(Stored entries)
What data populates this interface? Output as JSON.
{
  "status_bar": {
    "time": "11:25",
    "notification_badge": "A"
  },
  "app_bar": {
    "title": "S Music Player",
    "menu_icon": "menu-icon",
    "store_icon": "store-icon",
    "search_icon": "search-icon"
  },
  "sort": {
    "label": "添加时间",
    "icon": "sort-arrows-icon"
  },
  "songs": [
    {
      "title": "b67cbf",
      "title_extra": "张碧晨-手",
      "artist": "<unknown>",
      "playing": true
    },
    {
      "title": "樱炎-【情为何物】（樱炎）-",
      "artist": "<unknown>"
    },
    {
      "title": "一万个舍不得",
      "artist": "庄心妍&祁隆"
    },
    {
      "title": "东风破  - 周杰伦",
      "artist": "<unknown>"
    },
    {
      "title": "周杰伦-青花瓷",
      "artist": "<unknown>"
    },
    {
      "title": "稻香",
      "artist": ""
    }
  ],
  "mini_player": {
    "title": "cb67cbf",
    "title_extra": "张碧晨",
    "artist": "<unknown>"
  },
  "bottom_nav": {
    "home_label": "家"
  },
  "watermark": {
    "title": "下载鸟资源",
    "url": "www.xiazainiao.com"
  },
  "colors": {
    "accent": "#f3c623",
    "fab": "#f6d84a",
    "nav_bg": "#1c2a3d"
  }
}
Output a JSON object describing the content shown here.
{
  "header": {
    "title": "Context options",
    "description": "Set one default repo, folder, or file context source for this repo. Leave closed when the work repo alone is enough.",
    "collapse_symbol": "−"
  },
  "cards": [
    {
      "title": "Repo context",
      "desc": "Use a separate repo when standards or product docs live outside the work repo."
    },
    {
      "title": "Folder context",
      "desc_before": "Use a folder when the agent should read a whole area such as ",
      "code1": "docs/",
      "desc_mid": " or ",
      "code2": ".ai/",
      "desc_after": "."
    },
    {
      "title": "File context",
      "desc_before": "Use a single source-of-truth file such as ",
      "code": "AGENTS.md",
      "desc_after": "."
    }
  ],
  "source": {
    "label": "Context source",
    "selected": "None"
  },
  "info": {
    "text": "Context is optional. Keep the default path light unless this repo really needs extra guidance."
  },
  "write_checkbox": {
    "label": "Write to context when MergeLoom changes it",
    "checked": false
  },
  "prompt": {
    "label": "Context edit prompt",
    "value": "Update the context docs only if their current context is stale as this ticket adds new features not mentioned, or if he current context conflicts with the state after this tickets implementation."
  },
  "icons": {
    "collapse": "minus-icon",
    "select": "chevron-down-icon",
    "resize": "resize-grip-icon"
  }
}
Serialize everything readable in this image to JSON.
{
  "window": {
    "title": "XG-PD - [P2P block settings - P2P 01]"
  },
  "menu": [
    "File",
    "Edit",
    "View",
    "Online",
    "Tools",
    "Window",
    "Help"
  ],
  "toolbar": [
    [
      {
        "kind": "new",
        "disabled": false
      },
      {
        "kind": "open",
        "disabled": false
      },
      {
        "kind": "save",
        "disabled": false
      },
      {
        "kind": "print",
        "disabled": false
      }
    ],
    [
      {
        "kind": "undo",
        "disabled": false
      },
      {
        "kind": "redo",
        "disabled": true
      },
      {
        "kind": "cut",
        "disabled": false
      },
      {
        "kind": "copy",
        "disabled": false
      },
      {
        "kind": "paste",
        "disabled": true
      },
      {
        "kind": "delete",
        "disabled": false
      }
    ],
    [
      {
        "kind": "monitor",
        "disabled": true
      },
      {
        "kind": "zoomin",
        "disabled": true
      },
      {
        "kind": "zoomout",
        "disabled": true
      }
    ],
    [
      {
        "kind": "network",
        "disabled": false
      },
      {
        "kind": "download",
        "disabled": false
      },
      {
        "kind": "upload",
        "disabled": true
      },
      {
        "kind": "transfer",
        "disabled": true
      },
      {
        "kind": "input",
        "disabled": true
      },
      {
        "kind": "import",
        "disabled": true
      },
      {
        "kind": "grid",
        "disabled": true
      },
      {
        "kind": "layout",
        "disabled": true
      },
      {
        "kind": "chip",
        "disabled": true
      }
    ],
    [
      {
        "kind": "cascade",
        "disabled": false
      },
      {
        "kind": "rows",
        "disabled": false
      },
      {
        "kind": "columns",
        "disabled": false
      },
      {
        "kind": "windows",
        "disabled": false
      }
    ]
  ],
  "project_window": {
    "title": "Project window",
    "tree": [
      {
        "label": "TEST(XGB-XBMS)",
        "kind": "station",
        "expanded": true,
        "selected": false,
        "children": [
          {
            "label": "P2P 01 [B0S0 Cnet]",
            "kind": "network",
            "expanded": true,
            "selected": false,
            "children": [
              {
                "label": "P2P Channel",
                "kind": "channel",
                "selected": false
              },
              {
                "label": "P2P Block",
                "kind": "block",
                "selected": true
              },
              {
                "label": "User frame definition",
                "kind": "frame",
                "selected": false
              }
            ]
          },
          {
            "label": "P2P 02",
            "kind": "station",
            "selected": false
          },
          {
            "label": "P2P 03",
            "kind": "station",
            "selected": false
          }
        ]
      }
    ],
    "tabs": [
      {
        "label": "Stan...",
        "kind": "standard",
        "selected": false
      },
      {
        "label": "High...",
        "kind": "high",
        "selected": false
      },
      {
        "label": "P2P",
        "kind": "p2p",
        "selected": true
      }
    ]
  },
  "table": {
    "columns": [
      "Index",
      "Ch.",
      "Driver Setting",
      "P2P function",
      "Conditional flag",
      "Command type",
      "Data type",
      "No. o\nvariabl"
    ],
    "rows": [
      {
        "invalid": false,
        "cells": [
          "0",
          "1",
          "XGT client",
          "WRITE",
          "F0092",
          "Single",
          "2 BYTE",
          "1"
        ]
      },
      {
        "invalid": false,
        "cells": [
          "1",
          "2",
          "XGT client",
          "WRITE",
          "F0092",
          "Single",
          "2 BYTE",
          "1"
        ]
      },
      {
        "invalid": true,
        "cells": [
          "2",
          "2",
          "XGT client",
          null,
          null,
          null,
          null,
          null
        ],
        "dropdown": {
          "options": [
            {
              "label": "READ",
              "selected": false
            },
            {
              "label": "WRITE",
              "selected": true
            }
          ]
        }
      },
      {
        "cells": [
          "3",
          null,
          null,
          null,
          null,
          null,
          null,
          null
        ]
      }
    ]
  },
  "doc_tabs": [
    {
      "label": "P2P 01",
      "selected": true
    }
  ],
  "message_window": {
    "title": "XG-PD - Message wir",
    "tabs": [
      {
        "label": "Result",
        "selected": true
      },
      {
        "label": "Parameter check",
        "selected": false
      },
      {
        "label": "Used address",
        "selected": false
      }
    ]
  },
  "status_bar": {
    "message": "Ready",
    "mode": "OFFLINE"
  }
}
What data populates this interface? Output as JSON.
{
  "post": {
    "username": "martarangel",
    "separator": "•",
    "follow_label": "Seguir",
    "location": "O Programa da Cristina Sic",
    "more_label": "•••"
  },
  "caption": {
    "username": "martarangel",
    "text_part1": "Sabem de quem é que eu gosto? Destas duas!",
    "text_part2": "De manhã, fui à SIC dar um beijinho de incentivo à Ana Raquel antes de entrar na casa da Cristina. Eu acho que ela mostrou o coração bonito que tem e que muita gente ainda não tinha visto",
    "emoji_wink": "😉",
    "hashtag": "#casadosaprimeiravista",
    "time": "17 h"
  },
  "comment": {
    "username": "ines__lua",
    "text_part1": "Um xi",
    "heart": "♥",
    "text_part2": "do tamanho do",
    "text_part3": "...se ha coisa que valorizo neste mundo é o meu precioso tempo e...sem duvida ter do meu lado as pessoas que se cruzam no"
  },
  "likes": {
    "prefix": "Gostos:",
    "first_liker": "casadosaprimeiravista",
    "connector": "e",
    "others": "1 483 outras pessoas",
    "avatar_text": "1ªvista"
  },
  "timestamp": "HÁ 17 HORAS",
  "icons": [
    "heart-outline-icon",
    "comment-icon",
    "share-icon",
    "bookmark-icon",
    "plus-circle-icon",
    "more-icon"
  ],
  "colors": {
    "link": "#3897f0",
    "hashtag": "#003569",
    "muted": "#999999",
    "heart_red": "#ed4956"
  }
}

** CHALLENGE **
From the records above, work out how many lines contain the string "JSON". Give only the number.

** COMPLETE OUTPUT **
4